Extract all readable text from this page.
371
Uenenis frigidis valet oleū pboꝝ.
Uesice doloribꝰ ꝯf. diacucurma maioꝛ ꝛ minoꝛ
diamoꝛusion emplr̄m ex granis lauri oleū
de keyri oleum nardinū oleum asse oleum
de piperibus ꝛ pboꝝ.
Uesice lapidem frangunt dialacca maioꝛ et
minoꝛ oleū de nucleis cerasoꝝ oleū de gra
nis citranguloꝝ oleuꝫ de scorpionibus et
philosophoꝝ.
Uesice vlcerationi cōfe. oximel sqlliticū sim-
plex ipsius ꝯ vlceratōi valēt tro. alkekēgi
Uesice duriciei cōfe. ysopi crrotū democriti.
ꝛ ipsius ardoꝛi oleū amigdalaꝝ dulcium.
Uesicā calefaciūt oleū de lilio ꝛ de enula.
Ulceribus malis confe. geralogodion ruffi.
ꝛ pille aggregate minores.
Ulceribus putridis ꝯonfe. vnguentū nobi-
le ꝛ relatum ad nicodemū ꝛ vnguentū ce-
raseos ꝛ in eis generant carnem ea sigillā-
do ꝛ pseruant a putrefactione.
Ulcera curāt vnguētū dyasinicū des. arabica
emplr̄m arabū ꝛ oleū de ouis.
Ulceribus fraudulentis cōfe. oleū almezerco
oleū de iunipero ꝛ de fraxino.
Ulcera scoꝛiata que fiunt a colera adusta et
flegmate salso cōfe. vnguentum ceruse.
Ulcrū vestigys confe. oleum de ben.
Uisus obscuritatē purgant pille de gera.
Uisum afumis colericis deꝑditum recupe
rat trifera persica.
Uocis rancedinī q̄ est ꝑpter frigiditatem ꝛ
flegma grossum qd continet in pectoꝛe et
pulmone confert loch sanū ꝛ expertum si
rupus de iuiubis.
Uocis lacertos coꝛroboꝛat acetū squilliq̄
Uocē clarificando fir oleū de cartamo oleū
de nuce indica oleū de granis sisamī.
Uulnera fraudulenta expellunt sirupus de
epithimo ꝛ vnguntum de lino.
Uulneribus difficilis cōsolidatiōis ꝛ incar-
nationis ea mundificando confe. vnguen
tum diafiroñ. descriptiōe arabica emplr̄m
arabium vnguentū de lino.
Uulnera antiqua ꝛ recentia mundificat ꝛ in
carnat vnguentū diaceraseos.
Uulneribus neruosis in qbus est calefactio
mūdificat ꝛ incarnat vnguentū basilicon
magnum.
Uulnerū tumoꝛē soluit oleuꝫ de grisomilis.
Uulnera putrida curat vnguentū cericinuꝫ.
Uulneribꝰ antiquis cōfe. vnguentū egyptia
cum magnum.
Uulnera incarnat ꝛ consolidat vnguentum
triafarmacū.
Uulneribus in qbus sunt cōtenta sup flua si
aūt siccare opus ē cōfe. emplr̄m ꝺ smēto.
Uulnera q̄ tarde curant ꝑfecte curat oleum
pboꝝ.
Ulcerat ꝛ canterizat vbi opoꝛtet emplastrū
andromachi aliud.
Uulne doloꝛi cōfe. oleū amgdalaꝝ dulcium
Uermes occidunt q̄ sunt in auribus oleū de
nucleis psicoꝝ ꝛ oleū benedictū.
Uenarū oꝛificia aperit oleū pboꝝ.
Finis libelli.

SET PROBLEM: Nothing may be left out: return each entry exactly as it reads.

FULL ANSWER:
Extract all readable text from this page.
371
Uenenis frigidis valet oleū pboꝝ.
Uesice doloribꝰ ꝯf. diacucurma maioꝛ ꝛ minoꝛ
diamoꝛusion emplr̄m ex granis lauri oleū
de keyri oleum nardinū oleum asse oleum
de piperibus ꝛ pboꝝ.
Uesice lapidem frangunt dialacca maioꝛ et
minoꝛ oleū de nucleis cerasoꝝ oleū de gra
nis citranguloꝝ oleuꝫ de scorpionibus et
philosophoꝝ.
Uesice vlcerationi cōfe. oximel sqlliticū sim-
plex ipsius ꝯ vlceratōi valēt tro. alkekēgi
Uesice duriciei cōfe. ysopi crrotū democriti.
ꝛ ipsius ardoꝛi oleū amigdalaꝝ dulcium.
Uesicā calefaciūt oleū de lilio ꝛ de enula.
Ulceribus malis confe. geralogodion ruffi.
ꝛ pille aggregate minores.
Ulceribus putridis ꝯonfe. vnguentū nobi-
le ꝛ relatum ad nicodemū ꝛ vnguentū ce-
raseos ꝛ in eis generant carnem ea sigillā-
do ꝛ pseruant a putrefactione.
Ulcera curāt vnguētū dyasinicū des. arabica
emplr̄m arabū ꝛ oleū de ouis.
Ulceribus fraudulentis cōfe. oleū almezerco
oleū de iunipero ꝛ de fraxino.
Ulcera scoꝛiata que fiunt a colera adusta et
flegmate salso cōfe. vnguentum ceruse.
Ulcrū vestigys confe. oleum de ben.
Uisus obscuritatē purgant pille de gera.
Uisum afumis colericis deꝑditum recupe
rat trifera persica.
Uocis rancedinī q̄ est ꝑpter frigiditatem ꝛ
flegma grossum qd continet in pectoꝛe et
pulmone confert loch sanū ꝛ expertum si
rupus de iuiubis.
Uocis lacertos coꝛroboꝛat acetū squilliq̄
Uocē clarificando fir oleū de cartamo oleū
de nuce indica oleū de granis sisamī.
Uulnera fraudulenta expellunt sirupus de
epithimo ꝛ vnguntum de lino.
Uulneribus difficilis cōsolidatiōis ꝛ incar-
nationis ea mundificando confe. vnguen
tum diafiroñ. descriptiōe arabica emplr̄m
arabium vnguentū de lino.
Uulnera antiqua ꝛ recentia mundificat ꝛ in
carnat vnguentū diaceraseos.
Uulneribus neruosis in qbus est calefactio
mūdificat ꝛ incarnat vnguentū basilicon
magnum.
Uulnerū tumoꝛē soluit oleuꝫ de grisomilis.
Uulnera putrida curat vnguentū cericinuꝫ.
Uulneribꝰ antiquis cōfe. vnguentū egyptia
cum magnum.
Uulnera incarnat ꝛ consolidat vnguentum
triafarmacū.
Uulneribus in qbus sunt cōtenta sup flua si
aūt siccare opus ē cōfe. emplr̄m ꝺ smēto.
Uulnera q̄ tarde curant ꝑfecte curat oleum
pboꝝ.
Ulcerat ꝛ canterizat vbi opoꝛtet emplastrū
andromachi aliud.
Uulne doloꝛi cōfe. oleū amgdalaꝝ dulcium
Uermes occidunt q̄ sunt in auribus oleū de
nucleis psicoꝝ ꝛ oleū benedictū.
Uenarū oꝛificia aperit oleū pboꝝ.
Finis libelli.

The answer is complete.